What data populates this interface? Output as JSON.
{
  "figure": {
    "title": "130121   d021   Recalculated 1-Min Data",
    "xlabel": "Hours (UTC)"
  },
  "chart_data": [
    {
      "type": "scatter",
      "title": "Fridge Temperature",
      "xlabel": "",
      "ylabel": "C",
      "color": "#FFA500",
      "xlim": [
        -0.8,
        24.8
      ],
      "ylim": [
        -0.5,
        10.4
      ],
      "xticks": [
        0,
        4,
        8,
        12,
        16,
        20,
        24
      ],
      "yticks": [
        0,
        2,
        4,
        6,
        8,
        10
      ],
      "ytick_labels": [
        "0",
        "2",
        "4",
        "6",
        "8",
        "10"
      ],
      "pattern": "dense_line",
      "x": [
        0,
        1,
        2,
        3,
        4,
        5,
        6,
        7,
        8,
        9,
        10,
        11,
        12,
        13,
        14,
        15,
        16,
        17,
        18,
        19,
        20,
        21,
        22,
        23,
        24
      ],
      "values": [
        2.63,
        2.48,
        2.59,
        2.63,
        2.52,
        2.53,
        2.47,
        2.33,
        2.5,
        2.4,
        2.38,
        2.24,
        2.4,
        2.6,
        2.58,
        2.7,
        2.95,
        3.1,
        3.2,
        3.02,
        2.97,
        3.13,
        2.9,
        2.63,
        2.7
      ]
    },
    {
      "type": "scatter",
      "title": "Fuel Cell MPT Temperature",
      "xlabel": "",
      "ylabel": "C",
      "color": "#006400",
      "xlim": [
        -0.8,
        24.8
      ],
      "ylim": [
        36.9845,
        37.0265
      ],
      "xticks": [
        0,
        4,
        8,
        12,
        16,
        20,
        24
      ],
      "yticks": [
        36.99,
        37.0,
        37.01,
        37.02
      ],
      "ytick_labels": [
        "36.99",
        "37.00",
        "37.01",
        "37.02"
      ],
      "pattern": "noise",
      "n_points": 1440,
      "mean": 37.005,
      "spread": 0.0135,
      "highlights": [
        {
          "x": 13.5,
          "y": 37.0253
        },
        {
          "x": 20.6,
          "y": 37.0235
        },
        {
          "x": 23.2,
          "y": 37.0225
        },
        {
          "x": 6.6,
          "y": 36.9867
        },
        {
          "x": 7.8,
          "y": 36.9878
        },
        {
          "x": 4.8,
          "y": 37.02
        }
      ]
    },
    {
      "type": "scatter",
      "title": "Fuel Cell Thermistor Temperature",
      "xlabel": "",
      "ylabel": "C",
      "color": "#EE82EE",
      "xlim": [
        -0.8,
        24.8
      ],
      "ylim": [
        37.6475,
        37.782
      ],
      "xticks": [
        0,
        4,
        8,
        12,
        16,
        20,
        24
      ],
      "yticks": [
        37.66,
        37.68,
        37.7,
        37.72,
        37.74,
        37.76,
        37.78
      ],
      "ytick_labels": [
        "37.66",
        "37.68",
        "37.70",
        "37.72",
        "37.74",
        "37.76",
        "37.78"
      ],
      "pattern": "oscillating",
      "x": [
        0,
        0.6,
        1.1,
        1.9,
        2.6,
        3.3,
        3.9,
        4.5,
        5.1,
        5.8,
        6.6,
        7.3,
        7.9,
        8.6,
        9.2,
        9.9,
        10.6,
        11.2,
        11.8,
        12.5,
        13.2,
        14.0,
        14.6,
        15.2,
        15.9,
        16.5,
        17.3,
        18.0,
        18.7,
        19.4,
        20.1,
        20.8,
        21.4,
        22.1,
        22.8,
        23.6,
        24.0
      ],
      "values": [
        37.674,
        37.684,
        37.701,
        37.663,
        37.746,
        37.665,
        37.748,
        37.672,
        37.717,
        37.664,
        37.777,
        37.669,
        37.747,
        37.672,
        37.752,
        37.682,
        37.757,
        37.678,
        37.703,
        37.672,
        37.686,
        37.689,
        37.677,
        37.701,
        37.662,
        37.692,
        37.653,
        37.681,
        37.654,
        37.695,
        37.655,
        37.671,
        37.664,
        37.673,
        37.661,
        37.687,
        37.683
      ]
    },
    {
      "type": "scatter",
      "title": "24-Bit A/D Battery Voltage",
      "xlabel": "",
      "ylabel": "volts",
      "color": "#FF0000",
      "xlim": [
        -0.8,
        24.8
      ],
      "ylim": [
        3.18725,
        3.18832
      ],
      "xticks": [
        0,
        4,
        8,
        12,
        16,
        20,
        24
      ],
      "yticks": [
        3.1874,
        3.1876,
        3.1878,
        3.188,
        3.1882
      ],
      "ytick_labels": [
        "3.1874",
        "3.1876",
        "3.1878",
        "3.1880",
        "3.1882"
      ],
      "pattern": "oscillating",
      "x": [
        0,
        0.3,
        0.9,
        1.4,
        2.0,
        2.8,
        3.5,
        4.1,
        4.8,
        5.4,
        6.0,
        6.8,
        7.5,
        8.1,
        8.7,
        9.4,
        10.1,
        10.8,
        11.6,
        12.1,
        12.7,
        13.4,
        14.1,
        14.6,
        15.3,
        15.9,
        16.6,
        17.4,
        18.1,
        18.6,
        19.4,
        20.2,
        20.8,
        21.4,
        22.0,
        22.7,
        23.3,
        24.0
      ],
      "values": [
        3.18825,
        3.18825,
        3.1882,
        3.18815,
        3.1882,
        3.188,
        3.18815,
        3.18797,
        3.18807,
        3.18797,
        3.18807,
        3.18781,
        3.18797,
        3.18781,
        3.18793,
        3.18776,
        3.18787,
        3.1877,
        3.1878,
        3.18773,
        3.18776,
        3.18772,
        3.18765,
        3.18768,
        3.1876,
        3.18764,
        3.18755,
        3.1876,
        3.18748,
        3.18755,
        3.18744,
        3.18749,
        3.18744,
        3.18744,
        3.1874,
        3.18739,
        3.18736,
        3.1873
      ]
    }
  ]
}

What is required: Transcribe all lines as written.

Exercise solution:
What data populates this interface? Output as JSON.
{
  "figure": {
    "title": "130121   d021   Recalculated 1-Min Data",
    "xlabel": "Hours (UTC)"
  },
  "chart_data": [
    {
      "type": "scatter",
      "title": "Fridge Temperature",
      "xlabel": "",
      "ylabel": "C",
      "color": "#FFA500",
      "xlim": [
        -0.8,
        24.8
      ],
      "ylim": [
        -0.5,
        10.4
      ],
      "xticks": [
        0,
        4,
        8,
        12,
        16,
        20,
        24
      ],
      "yticks": [
        0,
        2,
        4,
        6,
        8,
        10
      ],
      "ytick_labels": [
        "0",
        "2",
        "4",
        "6",
        "8",
        "10"
      ],
      "pattern": "dense_line",
      "x": [
        0,
        1,
        2,
        3,
        4,
        5,
        6,
        7,
        8,
        9,
        10,
        11,
        12,
        13,
        14,
        15,
        16,
        17,
        18,
        19,
        20,
        21,
        22,
        23,
        24
      ],
      "values": [
        2.63,
        2.48,
        2.59,
        2.63,
        2.52,
        2.53,
        2.47,
        2.33,
        2.5,
        2.4,
        2.38,
        2.24,
        2.4,
        2.6,
        2.58,
        2.7,
        2.95,
        3.1,
        3.2,
        3.02,
        2.97,
        3.13,
        2.9,
        2.63,
        2.7
      ]
    },
    {
      "type": "scatter",
      "title": "Fuel Cell MPT Temperature",
      "xlabel": "",
      "ylabel": "C",
      "color": "#006400",
      "xlim": [
        -0.8,
        24.8
      ],
      "ylim": [
        36.9845,
        37.0265
      ],
      "xticks": [
        0,
        4,
        8,
        12,
        16,
        20,
        24
      ],
      "yticks": [
        36.99,
        37.0,
        37.01,
        37.02
      ],
      "ytick_labels": [
        "36.99",
        "37.00",
        "37.01",
        "37.02"
      ],
      "pattern": "noise",
      "n_points": 1440,
      "mean": 37.005,
      "spread": 0.0135,
      "highlights": [
        {
          "x": 13.5,
          "y": 37.0253
        },
        {
          "x": 20.6,
          "y": 37.0235
        },
        {
          "x": 23.2,
          "y": 37.0225
        },
        {
          "x": 6.6,
          "y": 36.9867
        },
        {
          "x": 7.8,
          "y": 36.9878
        },
        {
          "x": 4.8,
          "y": 37.02
        }
      ]
    },
    {
      "type": "scatter",
      "title": "Fuel Cell Thermistor Temperature",
      "xlabel": "",
      "ylabel": "C",
      "color": "#EE82EE",
      "xlim": [
        -0.8,
        24.8
      ],
      "ylim": [
        37.6475,
        37.782
      ],
      "xticks": [
        0,
        4,
        8,
        12,
        16,
        20,
        24
      ],
      "yticks": [
        37.66,
        37.68,
        37.7,
        37.72,
        37.74,
        37.76,
        37.78
      ],
      "ytick_labels": [
        "37.66",
        "37.68",
        "37.70",
        "37.72",
        "37.74",
        "37.76",
        "37.78"
      ],
      "pattern": "oscillating",
      "x": [
        0,
        0.6,
        1.1,
        1.9,
        2.6,
        3.3,
        3.9,
        4.5,
        5.1,
        5.8,
        6.6,
        7.3,
        7.9,
        8.6,
        9.2,
        9.9,
        10.6,
        11.2,
        11.8,
        12.5,
        13.2,
        14.0,
        14.6,
        15.2,
        15.9,
        16.5,
        17.3,
        18.0,
        18.7,
        19.4,
        20.1,
        20.8,
        21.4,
        22.1,
        22.8,
        23.6,
        24.0
      ],
      "values": [
        37.674,
        37.684,
        37.701,
        37.663,
        37.746,
        37.665,
        37.748,
        37.672,
        37.717,
        37.664,
        37.777,
        37.669,
        37.747,
        37.672,
        37.752,
        37.682,
        37.757,
        37.678,
        37.703,
        37.672,
        37.686,
        37.689,
        37.677,
        37.701,
        37.662,
        37.692,
        37.653,
        37.681,
        37.654,
        37.695,
        37.655,
        37.671,
        37.664,
        37.673,
        37.661,
        37.687,
        37.683
      ]
    },
    {
      "type": "scatter",
      "title": "24-Bit A/D Battery Voltage",
      "xlabel": "",
      "ylabel": "volts",
      "color": "#FF0000",
      "xlim": [
        -0.8,
        24.8
      ],
      "ylim": [
        3.18725,
        3.18832
      ],
      "xticks": [
        0,
        4,
        8,
        12,
        16,
        20,
        24
      ],
      "yticks": [
        3.1874,
        3.1876,
        3.1878,
        3.188,
        3.1882
      ],
      "ytick_labels": [
        "3.1874",
        "3.1876",
        "3.1878",
        "3.1880",
        "3.1882"
      ],
      "pattern": "oscillating",
      "x": [
        0,
        0.3,
        0.9,
        1.4,
        2.0,
        2.8,
        3.5,
        4.1,
        4.8,
        5.4,
        6.0,
        6.8,
        7.5,
        8.1,
        8.7,
        9.4,
        10.1,
        10.8,
        11.6,
        12.1,
        12.7,
        13.4,
        14.1,
        14.6,
        15.3,
        15.9,
        16.6,
        17.4,
        18.1,
        18.6,
        19.4,
        20.2,
        20.8,
        21.4,
        22.0,
        22.7,
        23.3,
        24.0
      ],
      "values": [
        3.18825,
        3.18825,
        3.1882,
        3.18815,
        3.1882,
        3.188,
        3.18815,
        3.18797,
        3.18807,
        3.18797,
        3.18807,
        3.18781,
        3.18797,
        3.18781,
        3.18793,
        3.18776,
        3.18787,
        3.1877,
        3.1878,
        3.18773,
        3.18776,
        3.18772,
        3.18765,
        3.18768,
        3.1876,
        3.18764,
        3.18755,
        3.1876,
        3.18748,
        3.18755,
        3.18744,
        3.18749,
        3.18744,
        3.18744,
        3.1874,
        3.18739,
        3.18736,
        3.1873
      ]
    }
  ]
}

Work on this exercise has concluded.